Saved data entries
# # # # # # #

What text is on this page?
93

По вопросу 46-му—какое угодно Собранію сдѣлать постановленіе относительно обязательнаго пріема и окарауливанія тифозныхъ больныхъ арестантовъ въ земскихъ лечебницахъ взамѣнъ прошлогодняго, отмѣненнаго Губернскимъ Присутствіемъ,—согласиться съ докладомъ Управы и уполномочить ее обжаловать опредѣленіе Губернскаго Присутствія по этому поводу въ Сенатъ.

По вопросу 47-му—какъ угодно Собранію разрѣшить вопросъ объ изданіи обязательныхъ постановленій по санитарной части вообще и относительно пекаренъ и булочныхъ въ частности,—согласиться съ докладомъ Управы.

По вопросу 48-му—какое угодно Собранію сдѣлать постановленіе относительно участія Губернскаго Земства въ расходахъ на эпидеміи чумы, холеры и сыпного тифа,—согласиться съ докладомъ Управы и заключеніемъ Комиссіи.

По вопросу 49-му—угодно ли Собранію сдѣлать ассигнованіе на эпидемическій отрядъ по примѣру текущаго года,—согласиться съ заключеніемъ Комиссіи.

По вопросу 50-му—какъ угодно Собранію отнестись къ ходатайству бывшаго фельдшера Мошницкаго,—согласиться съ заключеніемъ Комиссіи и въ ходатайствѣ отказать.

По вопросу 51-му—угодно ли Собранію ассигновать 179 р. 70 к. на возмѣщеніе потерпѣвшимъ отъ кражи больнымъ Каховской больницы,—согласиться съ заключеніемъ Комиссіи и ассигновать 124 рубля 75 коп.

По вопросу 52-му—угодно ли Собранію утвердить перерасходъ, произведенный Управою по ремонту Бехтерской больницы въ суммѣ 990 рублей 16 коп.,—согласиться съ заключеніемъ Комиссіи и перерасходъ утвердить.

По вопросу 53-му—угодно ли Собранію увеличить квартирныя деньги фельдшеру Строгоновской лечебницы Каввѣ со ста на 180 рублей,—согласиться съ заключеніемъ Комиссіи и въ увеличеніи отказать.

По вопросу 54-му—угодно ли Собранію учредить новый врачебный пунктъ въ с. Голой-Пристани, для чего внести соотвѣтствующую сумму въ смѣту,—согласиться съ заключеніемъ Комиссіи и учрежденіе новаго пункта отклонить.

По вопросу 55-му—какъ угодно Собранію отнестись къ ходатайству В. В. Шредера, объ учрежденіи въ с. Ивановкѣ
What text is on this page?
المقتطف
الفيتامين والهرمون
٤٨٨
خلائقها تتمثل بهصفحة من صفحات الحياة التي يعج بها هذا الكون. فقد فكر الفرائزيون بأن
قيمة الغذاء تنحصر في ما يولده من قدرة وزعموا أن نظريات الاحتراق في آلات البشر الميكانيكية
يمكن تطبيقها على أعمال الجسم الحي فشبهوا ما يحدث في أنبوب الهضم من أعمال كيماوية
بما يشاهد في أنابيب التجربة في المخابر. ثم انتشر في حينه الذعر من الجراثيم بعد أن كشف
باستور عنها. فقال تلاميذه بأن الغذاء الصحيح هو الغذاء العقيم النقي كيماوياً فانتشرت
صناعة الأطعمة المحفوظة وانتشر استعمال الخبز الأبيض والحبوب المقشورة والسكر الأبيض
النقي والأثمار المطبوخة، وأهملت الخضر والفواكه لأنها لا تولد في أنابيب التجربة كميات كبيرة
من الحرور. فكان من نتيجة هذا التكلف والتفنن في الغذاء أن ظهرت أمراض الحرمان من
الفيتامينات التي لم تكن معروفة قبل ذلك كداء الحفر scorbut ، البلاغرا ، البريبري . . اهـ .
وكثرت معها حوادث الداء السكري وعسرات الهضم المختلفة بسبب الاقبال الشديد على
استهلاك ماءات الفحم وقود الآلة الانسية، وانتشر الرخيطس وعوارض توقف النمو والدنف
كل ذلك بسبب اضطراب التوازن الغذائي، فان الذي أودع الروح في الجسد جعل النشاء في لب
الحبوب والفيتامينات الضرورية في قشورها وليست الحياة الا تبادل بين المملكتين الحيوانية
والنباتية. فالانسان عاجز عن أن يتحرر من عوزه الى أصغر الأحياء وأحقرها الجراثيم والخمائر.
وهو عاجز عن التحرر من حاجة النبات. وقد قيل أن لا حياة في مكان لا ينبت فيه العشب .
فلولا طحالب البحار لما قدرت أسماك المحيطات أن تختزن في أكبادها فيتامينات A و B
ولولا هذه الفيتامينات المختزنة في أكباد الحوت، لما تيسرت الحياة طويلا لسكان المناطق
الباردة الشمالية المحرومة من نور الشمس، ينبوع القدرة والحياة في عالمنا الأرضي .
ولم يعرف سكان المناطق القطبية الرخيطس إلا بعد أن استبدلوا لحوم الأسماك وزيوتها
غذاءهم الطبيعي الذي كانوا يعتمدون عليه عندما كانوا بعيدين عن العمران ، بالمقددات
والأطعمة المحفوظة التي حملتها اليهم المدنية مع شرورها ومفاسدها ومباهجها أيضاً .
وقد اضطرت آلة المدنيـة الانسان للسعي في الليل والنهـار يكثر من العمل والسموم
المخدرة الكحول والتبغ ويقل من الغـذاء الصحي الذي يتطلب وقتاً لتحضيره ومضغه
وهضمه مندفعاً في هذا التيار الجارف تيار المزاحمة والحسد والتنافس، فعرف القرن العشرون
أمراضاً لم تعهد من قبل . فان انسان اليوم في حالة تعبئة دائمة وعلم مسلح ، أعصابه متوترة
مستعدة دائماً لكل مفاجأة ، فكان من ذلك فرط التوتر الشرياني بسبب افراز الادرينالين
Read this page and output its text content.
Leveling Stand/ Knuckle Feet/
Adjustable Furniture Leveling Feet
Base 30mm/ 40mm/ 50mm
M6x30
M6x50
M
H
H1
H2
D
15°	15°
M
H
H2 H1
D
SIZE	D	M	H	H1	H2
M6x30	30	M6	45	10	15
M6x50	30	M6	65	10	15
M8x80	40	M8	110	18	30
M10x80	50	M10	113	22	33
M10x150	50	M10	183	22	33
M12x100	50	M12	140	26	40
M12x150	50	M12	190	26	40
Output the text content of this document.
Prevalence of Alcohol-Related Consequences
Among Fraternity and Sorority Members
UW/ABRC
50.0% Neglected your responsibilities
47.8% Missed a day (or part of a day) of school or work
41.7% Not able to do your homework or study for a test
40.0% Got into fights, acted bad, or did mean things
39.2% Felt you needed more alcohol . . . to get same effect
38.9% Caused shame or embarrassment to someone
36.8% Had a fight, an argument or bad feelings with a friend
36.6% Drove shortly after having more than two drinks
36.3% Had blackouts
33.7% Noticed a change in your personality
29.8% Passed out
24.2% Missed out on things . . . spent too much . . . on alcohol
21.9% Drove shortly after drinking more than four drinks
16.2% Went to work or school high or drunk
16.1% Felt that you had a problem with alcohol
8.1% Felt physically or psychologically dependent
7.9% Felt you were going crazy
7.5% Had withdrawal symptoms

# # # # # # #

# Directive
Every record should be repeated exactly; please leave none out.

# Output of the exercise
What text is on this page?
93

По вопросу 46-му—какое угодно Собранію сдѣлать постановленіе относительно обязательнаго пріема и окарауливанія тифозныхъ больныхъ арестантовъ въ земскихъ лечебницахъ взамѣнъ прошлогодняго, отмѣненнаго Губернскимъ Присутствіемъ,—согласиться съ докладомъ Управы и уполномочить ее обжаловать опредѣленіе Губернскаго Присутствія по этому поводу въ Сенатъ.

По вопросу 47-му—какъ угодно Собранію разрѣшить вопросъ объ изданіи обязательныхъ постановленій по санитарной части вообще и относительно пекаренъ и булочныхъ въ частности,—согласиться съ докладомъ Управы.

По вопросу 48-му—какое угодно Собранію сдѣлать постановленіе относительно участія Губернскаго Земства въ расходахъ на эпидеміи чумы, холеры и сыпного тифа,—согласиться съ докладомъ Управы и заключеніемъ Комиссіи.

По вопросу 49-му—угодно ли Собранію сдѣлать ассигнованіе на эпидемическій отрядъ по примѣру текущаго года,—согласиться съ заключеніемъ Комиссіи.

По вопросу 50-му—какъ угодно Собранію отнестись къ ходатайству бывшаго фельдшера Мошницкаго,—согласиться съ заключеніемъ Комиссіи и въ ходатайствѣ отказать.

По вопросу 51-му—угодно ли Собранію ассигновать 179 р. 70 к. на возмѣщеніе потерпѣвшимъ отъ кражи больнымъ Каховской больницы,—согласиться съ заключеніемъ Комиссіи и ассигновать 124 рубля 75 коп.

По вопросу 52-му—угодно ли Собранію утвердить перерасходъ, произведенный Управою по ремонту Бехтерской больницы въ суммѣ 990 рублей 16 коп.,—согласиться съ заключеніемъ Комиссіи и перерасходъ утвердить.

По вопросу 53-му—угодно ли Собранію увеличить квартирныя деньги фельдшеру Строгоновской лечебницы Каввѣ со ста на 180 рублей,—согласиться съ заключеніемъ Комиссіи и въ увеличеніи отказать.

По вопросу 54-му—угодно ли Собранію учредить новый врачебный пунктъ въ с. Голой-Пристани, для чего внести соотвѣтствующую сумму въ смѣту,—согласиться съ заключеніемъ Комиссіи и учрежденіе новаго пункта отклонить.

По вопросу 55-му—какъ угодно Собранію отнестись къ ходатайству В. В. Шредера, объ учрежденіи въ с. Ивановкѣ
What text is on this page?
المقتطف
الفيتامين والهرمون
٤٨٨
خلائقها تتمثل بهصفحة من صفحات الحياة التي يعج بها هذا الكون. فقد فكر الفرائزيون بأن
قيمة الغذاء تنحصر في ما يولده من قدرة وزعموا أن نظريات الاحتراق في آلات البشر الميكانيكية
يمكن تطبيقها على أعمال الجسم الحي فشبهوا ما يحدث في أنبوب الهضم من أعمال كيماوية
بما يشاهد في أنابيب التجربة في المخابر. ثم انتشر في حينه الذعر من الجراثيم بعد أن كشف
باستور عنها. فقال تلاميذه بأن الغذاء الصحيح هو الغذاء العقيم النقي كيماوياً فانتشرت
صناعة الأطعمة المحفوظة وانتشر استعمال الخبز الأبيض والحبوب المقشورة والسكر الأبيض
النقي والأثمار المطبوخة، وأهملت الخضر والفواكه لأنها لا تولد في أنابيب التجربة كميات كبيرة
من الحرور. فكان من نتيجة هذا التكلف والتفنن في الغذاء أن ظهرت أمراض الحرمان من
الفيتامينات التي لم تكن معروفة قبل ذلك كداء الحفر scorbut ، البلاغرا ، البريبري . . اهـ .
وكثرت معها حوادث الداء السكري وعسرات الهضم المختلفة بسبب الاقبال الشديد على
استهلاك ماءات الفحم وقود الآلة الانسية، وانتشر الرخيطس وعوارض توقف النمو والدنف
كل ذلك بسبب اضطراب التوازن الغذائي، فان الذي أودع الروح في الجسد جعل النشاء في لب
الحبوب والفيتامينات الضرورية في قشورها وليست الحياة الا تبادل بين المملكتين الحيوانية
والنباتية. فالانسان عاجز عن أن يتحرر من عوزه الى أصغر الأحياء وأحقرها الجراثيم والخمائر.
وهو عاجز عن التحرر من حاجة النبات. وقد قيل أن لا حياة في مكان لا ينبت فيه العشب .
فلولا طحالب البحار لما قدرت أسماك المحيطات أن تختزن في أكبادها فيتامينات A و B
ولولا هذه الفيتامينات المختزنة في أكباد الحوت، لما تيسرت الحياة طويلا لسكان المناطق
الباردة الشمالية المحرومة من نور الشمس، ينبوع القدرة والحياة في عالمنا الأرضي .
ولم يعرف سكان المناطق القطبية الرخيطس إلا بعد أن استبدلوا لحوم الأسماك وزيوتها
غذاءهم الطبيعي الذي كانوا يعتمدون عليه عندما كانوا بعيدين عن العمران ، بالمقددات
والأطعمة المحفوظة التي حملتها اليهم المدنية مع شرورها ومفاسدها ومباهجها أيضاً .
وقد اضطرت آلة المدنيـة الانسان للسعي في الليل والنهـار يكثر من العمل والسموم
المخدرة الكحول والتبغ ويقل من الغـذاء الصحي الذي يتطلب وقتاً لتحضيره ومضغه
وهضمه مندفعاً في هذا التيار الجارف تيار المزاحمة والحسد والتنافس، فعرف القرن العشرون
أمراضاً لم تعهد من قبل . فان انسان اليوم في حالة تعبئة دائمة وعلم مسلح ، أعصابه متوترة
مستعدة دائماً لكل مفاجأة ، فكان من ذلك فرط التوتر الشرياني بسبب افراز الادرينالين
Read this page and output its text content.
Leveling Stand/ Knuckle Feet/
Adjustable Furniture Leveling Feet
Base 30mm/ 40mm/ 50mm
M6x30
M6x50
M
H
H1
H2
D
15°	15°
M
H
H2 H1
D
SIZE	D	M	H	H1	H2
M6x30	30	M6	45	10	15
M6x50	30	M6	65	10	15
M8x80	40	M8	110	18	30
M10x80	50	M10	113	22	33
M10x150	50	M10	183	22	33
M12x100	50	M12	140	26	40
M12x150	50	M12	190	26	40
Output the text content of this document.
Prevalence of Alcohol-Related Consequences
Among Fraternity and Sorority Members
UW/ABRC
50.0% Neglected your responsibilities
47.8% Missed a day (or part of a day) of school or work
41.7% Not able to do your homework or study for a test
40.0% Got into fights, acted bad, or did mean things
39.2% Felt you needed more alcohol . . . to get same effect
38.9% Caused shame or embarrassment to someone
36.8% Had a fight, an argument or bad feelings with a friend
36.6% Drove shortly after having more than two drinks
36.3% Had blackouts
33.7% Noticed a change in your personality
29.8% Passed out
24.2% Missed out on things . . . spent too much . . . on alcohol
21.9% Drove shortly after drinking more than four drinks
16.2% Went to work or school high or drunk
16.1% Felt that you had a problem with alcohol
8.1% Felt physically or psychologically dependent
7.9% Felt you were going crazy
7.5% Had withdrawal symptoms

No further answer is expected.